What you will do | Report every line below that holds the word "text".

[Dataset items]
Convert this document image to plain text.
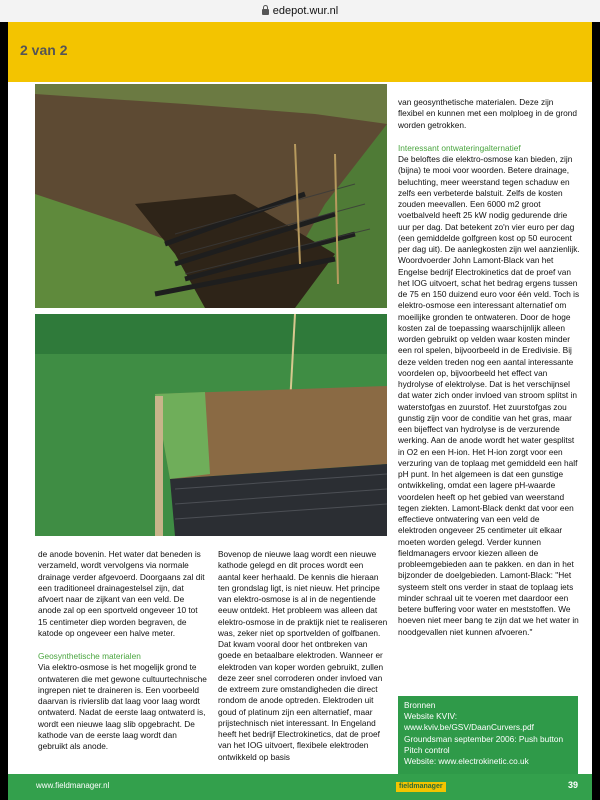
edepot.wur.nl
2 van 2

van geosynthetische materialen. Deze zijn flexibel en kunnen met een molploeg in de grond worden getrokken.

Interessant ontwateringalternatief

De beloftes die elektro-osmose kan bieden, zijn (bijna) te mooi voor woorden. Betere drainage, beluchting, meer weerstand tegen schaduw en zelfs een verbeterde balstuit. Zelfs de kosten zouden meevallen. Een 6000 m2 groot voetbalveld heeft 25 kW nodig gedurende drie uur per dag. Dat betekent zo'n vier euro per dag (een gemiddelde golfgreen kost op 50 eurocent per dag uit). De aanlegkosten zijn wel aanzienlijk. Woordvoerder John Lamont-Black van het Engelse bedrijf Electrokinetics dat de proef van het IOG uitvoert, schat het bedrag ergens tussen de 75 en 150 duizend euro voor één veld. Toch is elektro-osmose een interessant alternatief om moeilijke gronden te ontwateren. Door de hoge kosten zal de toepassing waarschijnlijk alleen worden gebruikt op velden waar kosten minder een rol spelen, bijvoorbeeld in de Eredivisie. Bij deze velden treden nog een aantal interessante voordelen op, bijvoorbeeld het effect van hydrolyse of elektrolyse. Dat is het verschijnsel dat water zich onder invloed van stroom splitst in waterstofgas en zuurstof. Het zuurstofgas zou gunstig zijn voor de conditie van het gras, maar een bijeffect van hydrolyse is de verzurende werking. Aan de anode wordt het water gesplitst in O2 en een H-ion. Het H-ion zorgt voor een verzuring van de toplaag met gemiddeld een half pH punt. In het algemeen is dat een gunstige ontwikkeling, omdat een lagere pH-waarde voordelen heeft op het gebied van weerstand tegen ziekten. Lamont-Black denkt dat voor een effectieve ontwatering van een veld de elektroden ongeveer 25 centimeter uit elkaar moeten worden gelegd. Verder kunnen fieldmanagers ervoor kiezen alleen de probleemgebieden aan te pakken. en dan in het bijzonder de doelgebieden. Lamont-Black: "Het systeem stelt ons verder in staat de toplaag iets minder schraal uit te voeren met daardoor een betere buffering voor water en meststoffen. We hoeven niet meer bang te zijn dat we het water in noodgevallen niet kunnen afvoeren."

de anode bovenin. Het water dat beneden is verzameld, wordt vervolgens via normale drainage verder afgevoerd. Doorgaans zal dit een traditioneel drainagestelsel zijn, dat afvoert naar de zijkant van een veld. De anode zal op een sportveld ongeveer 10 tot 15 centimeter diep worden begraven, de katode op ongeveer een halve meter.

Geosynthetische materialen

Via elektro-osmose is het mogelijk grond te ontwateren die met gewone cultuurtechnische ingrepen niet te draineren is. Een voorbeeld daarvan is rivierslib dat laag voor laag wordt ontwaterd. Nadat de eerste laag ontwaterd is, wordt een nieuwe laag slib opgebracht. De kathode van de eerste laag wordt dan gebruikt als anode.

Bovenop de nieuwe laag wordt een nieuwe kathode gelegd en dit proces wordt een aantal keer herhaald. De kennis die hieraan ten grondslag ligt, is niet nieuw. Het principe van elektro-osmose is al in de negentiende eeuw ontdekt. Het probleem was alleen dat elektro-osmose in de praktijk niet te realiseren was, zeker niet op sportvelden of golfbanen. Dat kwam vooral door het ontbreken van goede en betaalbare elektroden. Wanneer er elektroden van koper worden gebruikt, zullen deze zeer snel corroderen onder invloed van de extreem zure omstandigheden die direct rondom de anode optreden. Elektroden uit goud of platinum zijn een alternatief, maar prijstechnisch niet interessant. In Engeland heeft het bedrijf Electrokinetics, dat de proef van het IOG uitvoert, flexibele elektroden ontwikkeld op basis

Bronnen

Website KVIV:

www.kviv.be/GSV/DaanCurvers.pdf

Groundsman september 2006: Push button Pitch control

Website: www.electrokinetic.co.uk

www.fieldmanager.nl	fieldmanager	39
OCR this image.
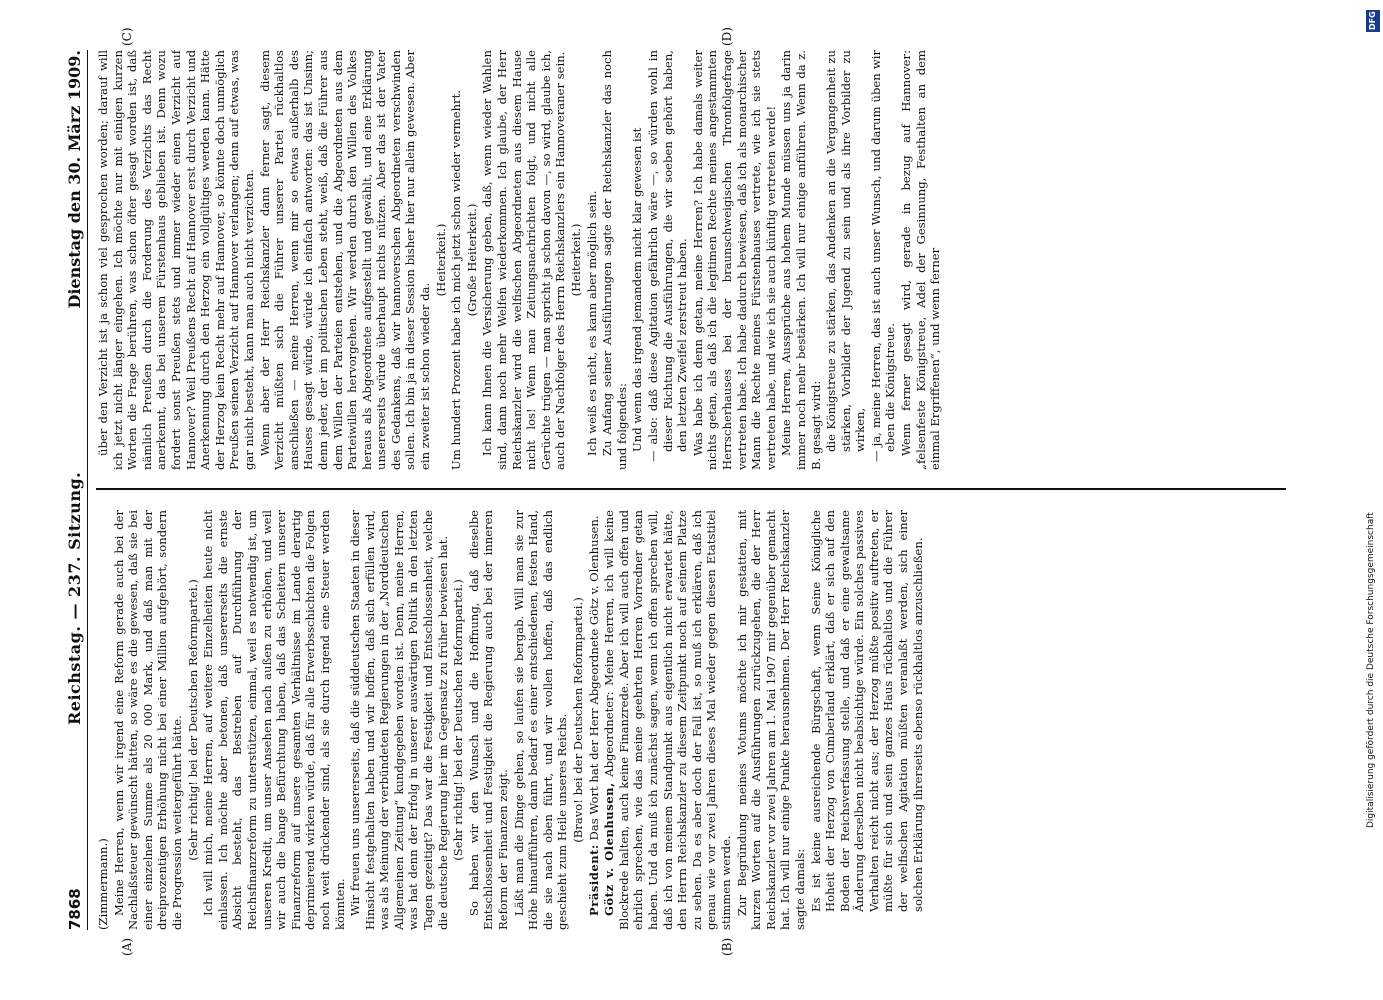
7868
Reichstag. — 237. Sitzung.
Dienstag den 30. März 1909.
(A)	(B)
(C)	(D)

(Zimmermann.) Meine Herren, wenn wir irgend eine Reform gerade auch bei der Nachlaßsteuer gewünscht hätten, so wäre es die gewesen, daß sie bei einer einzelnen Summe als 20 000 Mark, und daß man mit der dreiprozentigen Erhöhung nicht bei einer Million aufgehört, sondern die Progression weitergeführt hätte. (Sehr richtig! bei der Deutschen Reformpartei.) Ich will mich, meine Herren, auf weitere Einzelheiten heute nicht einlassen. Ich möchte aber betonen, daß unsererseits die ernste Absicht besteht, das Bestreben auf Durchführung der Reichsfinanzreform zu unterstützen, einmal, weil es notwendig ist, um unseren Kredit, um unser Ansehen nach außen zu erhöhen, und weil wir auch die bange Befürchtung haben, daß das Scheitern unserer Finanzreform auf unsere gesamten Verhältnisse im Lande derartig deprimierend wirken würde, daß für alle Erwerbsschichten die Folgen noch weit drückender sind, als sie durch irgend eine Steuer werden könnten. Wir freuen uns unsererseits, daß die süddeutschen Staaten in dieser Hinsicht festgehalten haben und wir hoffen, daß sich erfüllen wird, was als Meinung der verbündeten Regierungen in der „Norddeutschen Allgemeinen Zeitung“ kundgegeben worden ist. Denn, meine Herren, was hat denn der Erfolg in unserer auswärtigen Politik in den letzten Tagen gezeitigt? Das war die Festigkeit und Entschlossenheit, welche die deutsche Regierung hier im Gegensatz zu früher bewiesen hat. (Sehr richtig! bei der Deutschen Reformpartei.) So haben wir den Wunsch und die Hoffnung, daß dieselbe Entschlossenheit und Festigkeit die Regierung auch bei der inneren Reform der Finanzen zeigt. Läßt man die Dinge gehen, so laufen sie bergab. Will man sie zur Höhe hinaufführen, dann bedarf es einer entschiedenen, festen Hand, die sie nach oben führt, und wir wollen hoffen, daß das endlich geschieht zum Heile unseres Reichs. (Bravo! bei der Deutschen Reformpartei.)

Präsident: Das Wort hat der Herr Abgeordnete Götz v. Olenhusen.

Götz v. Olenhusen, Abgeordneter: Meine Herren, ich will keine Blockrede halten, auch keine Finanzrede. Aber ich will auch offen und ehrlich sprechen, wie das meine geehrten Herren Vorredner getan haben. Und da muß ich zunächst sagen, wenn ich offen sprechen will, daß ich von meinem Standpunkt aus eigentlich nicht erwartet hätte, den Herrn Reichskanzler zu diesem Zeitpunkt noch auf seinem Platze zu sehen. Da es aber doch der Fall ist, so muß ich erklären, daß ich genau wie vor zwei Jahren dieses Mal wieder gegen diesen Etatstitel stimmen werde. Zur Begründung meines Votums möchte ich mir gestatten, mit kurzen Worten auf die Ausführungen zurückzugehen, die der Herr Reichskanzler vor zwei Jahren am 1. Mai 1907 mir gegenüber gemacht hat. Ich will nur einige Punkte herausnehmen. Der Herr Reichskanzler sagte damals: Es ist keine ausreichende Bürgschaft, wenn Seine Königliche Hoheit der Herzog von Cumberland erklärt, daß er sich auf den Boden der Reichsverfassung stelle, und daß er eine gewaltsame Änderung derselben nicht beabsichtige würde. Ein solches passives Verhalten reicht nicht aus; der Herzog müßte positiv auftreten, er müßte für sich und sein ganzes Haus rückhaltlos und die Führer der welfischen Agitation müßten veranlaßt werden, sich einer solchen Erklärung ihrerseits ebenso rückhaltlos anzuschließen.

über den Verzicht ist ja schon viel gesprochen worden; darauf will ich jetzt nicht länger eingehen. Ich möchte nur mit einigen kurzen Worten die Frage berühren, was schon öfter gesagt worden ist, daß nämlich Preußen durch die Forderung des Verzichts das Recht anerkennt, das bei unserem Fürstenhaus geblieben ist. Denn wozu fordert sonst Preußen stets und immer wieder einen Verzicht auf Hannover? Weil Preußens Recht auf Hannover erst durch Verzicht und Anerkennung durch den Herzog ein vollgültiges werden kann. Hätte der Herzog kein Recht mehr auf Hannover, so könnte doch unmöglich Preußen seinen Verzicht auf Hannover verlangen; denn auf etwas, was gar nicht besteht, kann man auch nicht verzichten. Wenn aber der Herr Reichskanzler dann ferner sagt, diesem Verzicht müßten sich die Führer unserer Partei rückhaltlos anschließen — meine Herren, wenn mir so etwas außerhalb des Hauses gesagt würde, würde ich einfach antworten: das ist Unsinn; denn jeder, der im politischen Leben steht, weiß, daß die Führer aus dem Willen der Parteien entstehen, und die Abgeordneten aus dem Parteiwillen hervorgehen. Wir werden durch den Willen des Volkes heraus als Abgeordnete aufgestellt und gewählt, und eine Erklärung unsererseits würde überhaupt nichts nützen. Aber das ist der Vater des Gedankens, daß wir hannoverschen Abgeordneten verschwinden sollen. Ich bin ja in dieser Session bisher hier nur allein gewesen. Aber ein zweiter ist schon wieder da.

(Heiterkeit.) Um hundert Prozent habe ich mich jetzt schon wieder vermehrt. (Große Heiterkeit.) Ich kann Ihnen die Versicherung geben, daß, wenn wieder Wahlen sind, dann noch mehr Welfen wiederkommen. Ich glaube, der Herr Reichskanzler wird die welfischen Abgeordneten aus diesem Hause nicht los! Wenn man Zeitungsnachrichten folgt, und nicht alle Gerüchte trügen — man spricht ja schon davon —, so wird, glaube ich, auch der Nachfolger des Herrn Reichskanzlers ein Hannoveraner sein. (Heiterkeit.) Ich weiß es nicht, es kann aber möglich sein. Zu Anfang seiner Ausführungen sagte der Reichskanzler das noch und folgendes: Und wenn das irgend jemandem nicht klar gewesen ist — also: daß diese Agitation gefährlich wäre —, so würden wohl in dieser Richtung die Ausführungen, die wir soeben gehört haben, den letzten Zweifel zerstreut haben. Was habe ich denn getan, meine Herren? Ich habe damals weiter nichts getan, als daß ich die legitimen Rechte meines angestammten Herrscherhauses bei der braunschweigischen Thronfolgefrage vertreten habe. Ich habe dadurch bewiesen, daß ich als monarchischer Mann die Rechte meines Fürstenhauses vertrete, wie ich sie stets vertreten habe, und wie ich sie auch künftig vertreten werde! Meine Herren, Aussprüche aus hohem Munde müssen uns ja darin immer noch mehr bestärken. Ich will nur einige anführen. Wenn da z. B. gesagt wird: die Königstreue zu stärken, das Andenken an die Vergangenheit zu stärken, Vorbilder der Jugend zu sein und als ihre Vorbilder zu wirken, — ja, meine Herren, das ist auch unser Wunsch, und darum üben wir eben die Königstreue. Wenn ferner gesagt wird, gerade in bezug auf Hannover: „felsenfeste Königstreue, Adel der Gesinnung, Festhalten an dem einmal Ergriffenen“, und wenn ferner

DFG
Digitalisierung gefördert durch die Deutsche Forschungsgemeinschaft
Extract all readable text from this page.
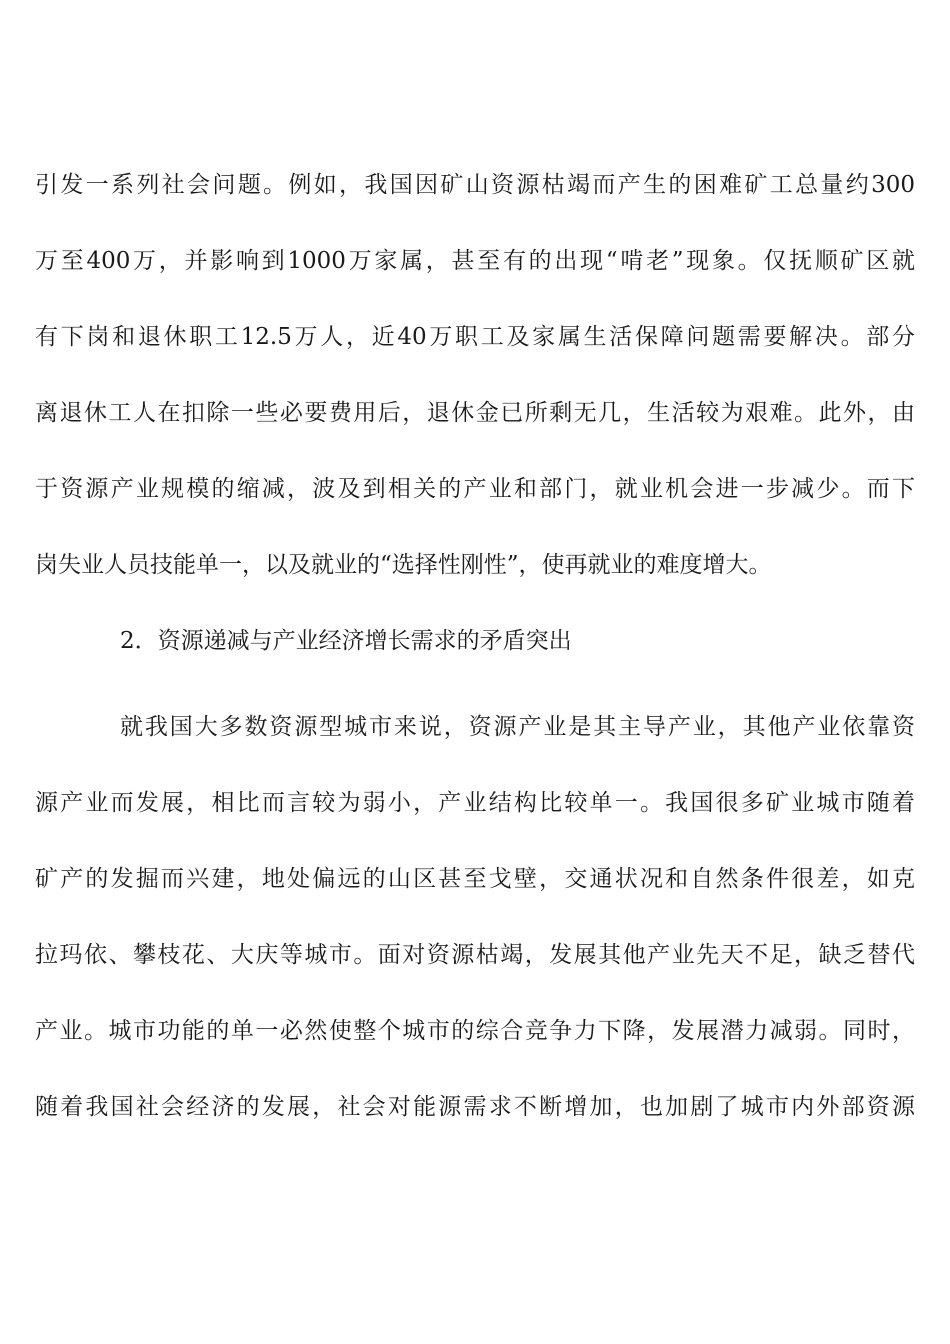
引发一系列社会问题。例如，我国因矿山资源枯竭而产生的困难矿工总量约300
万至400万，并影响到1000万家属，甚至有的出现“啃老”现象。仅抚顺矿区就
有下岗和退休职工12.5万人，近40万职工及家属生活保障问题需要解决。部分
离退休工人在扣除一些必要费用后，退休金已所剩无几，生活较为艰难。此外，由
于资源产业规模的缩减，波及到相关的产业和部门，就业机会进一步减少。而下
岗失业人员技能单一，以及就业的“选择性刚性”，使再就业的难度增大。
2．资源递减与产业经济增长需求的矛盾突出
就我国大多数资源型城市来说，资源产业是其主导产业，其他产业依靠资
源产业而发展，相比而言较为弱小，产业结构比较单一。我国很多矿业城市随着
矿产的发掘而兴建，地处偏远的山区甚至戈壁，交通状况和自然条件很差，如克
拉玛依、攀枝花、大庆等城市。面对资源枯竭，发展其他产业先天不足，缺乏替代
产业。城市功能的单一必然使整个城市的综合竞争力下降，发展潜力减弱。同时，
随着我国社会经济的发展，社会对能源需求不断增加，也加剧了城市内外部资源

Written solution |
Convert this document image to plain text.
Extract all readable text from this page.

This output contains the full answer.